>>>
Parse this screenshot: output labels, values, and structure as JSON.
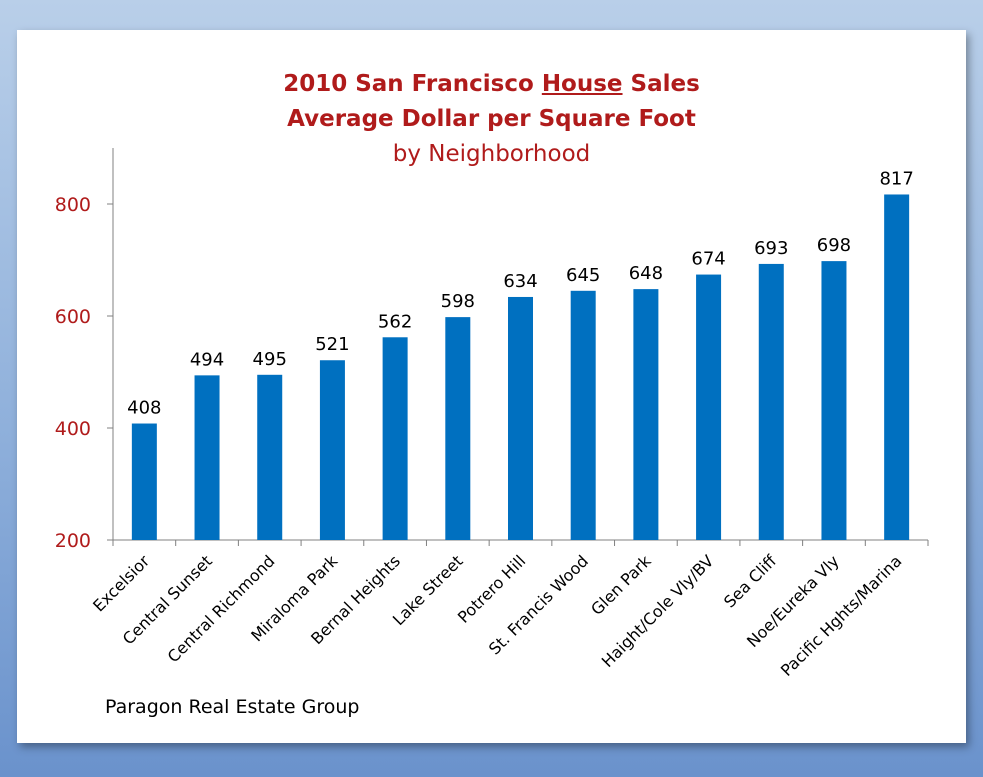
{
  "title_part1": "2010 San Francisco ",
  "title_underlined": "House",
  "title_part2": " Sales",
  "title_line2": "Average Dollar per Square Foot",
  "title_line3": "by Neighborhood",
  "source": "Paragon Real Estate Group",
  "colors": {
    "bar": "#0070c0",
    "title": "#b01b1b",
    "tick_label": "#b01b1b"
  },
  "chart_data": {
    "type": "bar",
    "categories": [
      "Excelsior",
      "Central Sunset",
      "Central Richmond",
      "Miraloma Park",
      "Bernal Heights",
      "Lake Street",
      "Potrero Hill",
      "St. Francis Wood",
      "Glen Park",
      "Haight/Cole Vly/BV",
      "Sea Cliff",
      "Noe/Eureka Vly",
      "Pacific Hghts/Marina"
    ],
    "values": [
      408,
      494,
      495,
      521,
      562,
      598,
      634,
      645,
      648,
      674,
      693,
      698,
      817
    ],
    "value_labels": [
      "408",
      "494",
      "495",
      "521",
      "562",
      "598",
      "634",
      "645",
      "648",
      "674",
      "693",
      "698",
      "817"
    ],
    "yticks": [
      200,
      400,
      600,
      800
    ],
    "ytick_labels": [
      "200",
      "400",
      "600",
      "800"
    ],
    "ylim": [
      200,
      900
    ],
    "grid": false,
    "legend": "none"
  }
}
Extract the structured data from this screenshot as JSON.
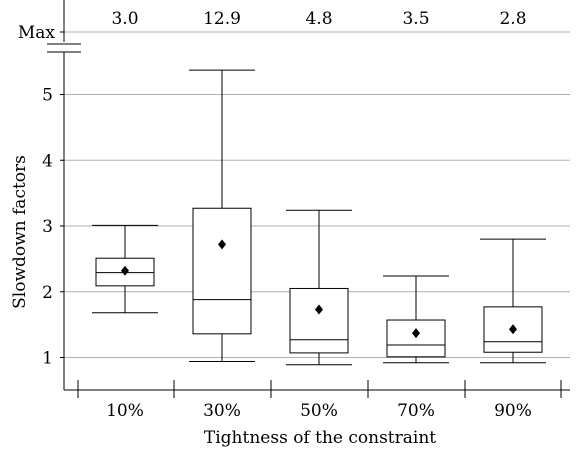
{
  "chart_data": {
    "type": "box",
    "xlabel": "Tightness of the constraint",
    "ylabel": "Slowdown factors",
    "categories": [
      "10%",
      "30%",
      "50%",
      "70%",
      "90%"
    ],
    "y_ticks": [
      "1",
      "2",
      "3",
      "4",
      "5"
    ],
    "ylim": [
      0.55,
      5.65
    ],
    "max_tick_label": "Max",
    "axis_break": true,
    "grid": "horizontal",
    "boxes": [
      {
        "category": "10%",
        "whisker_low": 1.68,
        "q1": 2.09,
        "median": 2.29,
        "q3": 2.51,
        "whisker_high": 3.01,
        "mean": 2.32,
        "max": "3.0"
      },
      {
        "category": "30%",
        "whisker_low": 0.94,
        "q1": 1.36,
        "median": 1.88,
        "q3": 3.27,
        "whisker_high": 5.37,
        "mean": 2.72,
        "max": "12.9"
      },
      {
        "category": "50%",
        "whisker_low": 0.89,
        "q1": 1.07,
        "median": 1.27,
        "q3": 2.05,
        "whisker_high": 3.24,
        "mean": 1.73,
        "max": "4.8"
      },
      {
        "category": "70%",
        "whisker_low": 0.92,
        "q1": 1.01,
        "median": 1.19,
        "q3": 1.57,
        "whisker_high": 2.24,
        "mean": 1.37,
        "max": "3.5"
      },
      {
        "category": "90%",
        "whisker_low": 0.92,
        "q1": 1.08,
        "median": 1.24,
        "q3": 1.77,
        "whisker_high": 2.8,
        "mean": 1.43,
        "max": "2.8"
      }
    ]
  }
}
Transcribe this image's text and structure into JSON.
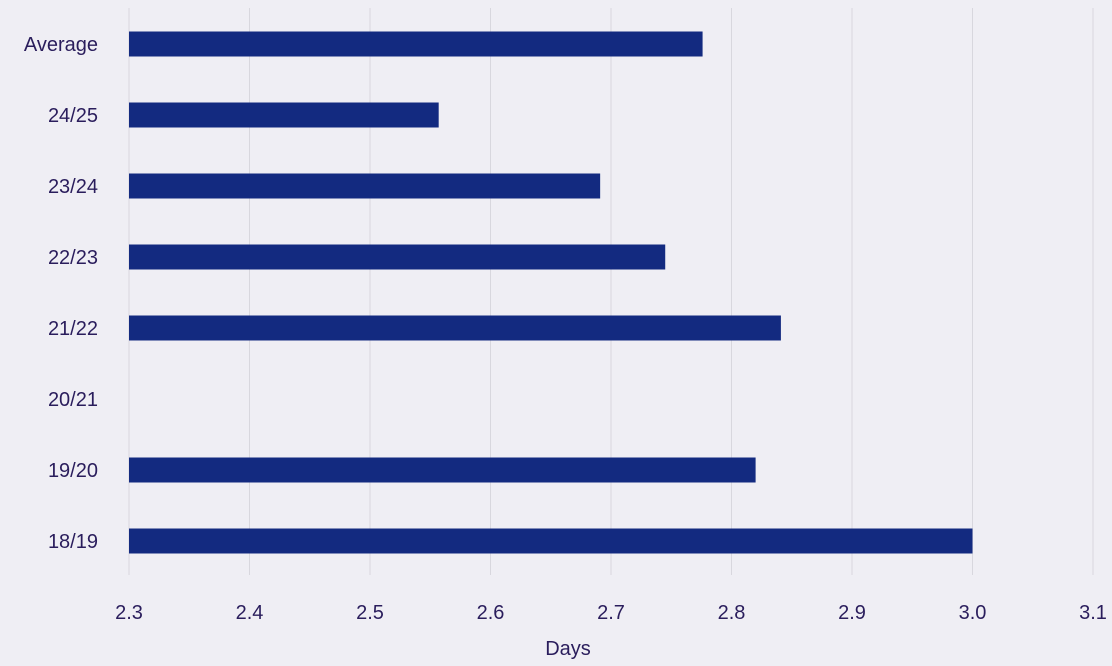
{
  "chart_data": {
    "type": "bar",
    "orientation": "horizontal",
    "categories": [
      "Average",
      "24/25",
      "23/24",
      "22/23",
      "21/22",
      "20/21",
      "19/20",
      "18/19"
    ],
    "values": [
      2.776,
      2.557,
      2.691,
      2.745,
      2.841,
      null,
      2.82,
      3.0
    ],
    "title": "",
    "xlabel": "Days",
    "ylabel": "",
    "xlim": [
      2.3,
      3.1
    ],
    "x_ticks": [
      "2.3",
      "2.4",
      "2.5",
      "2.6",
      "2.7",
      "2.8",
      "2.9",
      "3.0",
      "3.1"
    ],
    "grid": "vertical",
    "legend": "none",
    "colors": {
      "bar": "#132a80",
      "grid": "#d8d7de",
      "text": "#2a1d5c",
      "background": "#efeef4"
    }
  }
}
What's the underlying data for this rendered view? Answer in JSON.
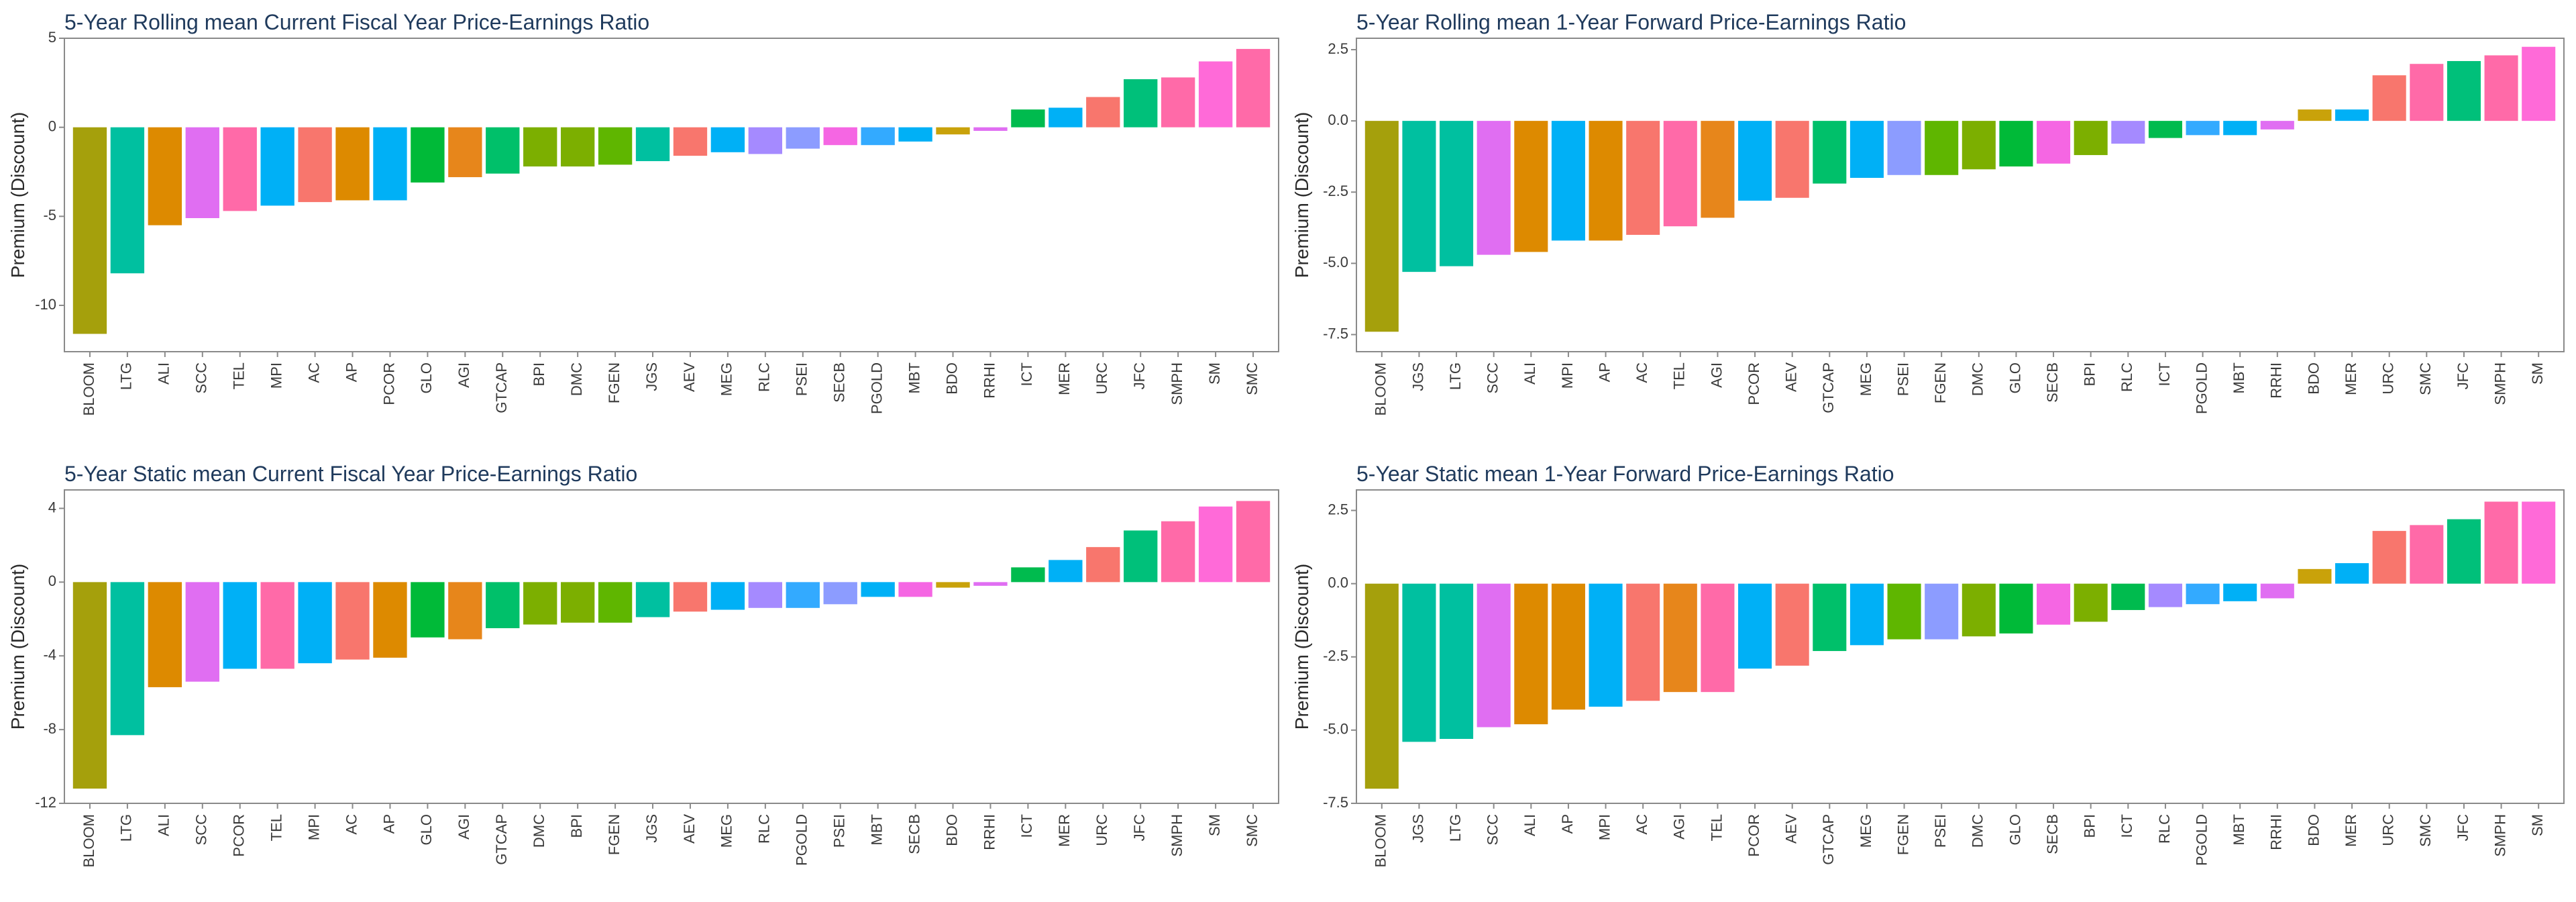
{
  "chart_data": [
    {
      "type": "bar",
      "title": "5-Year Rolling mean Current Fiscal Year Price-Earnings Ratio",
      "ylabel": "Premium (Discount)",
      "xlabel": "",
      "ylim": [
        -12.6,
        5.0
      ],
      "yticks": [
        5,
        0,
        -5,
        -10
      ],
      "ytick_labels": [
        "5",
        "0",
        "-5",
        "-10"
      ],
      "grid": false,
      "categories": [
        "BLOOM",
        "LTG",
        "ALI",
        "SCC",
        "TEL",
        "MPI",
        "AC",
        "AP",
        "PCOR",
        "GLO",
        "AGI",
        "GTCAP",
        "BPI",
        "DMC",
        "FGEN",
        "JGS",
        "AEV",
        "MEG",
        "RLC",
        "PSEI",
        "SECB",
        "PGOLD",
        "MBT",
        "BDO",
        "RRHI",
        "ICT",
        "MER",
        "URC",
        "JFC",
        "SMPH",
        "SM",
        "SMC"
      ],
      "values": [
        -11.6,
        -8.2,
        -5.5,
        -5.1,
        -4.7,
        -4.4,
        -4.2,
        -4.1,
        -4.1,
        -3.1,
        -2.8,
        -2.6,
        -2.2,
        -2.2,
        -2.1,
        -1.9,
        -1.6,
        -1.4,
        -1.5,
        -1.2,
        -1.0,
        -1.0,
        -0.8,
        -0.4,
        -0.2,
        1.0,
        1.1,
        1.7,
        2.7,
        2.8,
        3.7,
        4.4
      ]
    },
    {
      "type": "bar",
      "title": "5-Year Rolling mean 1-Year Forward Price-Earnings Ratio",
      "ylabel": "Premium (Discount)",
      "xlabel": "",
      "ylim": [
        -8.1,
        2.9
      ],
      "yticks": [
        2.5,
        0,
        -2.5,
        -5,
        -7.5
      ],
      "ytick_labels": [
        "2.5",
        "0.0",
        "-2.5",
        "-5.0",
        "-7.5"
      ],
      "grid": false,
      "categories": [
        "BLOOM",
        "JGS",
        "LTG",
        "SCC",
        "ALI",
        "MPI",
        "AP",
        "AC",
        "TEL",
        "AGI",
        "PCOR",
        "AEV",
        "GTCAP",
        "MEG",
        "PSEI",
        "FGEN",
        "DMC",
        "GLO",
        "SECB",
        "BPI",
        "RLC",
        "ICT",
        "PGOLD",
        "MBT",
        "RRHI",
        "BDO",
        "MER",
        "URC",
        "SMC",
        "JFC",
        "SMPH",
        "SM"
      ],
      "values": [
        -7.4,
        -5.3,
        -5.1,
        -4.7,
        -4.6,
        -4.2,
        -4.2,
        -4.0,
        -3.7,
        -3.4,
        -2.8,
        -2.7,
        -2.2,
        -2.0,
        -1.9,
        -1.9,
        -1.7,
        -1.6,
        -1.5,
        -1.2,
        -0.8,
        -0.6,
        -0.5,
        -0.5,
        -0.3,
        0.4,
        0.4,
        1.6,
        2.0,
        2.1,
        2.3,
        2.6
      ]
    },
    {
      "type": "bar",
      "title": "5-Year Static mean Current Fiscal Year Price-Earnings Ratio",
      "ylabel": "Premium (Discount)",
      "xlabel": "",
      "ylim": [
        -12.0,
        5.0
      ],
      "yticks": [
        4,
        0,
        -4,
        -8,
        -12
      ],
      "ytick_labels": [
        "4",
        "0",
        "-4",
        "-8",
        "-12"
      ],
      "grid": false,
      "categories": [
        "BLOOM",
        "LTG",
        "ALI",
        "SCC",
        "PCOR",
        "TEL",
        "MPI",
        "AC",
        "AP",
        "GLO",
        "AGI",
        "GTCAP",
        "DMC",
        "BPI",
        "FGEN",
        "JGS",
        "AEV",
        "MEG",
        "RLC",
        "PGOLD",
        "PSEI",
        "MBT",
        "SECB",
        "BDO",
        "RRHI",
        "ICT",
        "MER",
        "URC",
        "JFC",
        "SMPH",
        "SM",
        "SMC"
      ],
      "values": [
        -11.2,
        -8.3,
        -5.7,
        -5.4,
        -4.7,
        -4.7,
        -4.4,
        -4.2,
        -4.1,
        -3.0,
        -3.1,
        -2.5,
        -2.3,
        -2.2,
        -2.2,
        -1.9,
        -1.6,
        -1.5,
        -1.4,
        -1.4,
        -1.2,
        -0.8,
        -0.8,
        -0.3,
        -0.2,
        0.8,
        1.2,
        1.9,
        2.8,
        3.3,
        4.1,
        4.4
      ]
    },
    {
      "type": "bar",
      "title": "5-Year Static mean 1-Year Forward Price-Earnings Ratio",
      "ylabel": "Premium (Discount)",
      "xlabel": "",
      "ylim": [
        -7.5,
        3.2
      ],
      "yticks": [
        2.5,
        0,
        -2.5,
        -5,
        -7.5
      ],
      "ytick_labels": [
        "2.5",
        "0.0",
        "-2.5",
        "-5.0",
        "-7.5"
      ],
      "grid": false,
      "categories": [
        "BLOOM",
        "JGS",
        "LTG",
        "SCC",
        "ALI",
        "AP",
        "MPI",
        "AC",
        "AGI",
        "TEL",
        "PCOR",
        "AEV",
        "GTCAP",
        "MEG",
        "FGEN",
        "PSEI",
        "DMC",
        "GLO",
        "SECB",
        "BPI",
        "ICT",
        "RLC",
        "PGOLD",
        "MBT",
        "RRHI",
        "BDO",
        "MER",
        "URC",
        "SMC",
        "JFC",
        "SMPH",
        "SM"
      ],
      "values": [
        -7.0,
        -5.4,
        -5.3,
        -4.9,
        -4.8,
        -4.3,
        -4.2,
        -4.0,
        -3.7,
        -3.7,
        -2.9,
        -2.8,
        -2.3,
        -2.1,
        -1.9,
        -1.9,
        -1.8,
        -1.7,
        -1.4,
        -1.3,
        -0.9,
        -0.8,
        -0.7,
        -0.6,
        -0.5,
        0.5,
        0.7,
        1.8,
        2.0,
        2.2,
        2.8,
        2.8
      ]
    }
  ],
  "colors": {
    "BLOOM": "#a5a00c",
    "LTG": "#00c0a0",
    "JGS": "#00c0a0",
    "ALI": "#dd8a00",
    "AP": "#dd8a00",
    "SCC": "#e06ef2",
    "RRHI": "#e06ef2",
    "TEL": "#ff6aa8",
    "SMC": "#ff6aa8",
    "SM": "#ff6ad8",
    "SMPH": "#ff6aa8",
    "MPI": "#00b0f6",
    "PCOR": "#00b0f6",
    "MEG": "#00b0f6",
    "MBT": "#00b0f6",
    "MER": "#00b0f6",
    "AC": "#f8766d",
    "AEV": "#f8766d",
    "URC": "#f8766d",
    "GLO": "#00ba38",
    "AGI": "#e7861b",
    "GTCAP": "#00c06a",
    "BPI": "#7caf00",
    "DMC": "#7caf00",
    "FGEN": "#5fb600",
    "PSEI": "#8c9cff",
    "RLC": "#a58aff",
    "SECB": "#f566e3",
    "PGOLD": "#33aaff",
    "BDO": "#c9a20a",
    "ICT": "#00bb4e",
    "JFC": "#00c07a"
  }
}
<<<
**Aim of the task**
Where a line of the data holds "text", show that line.

**Output of the exercise**
Transcribe this image's text and structure into JSON.
      "text": "#2a1d5c",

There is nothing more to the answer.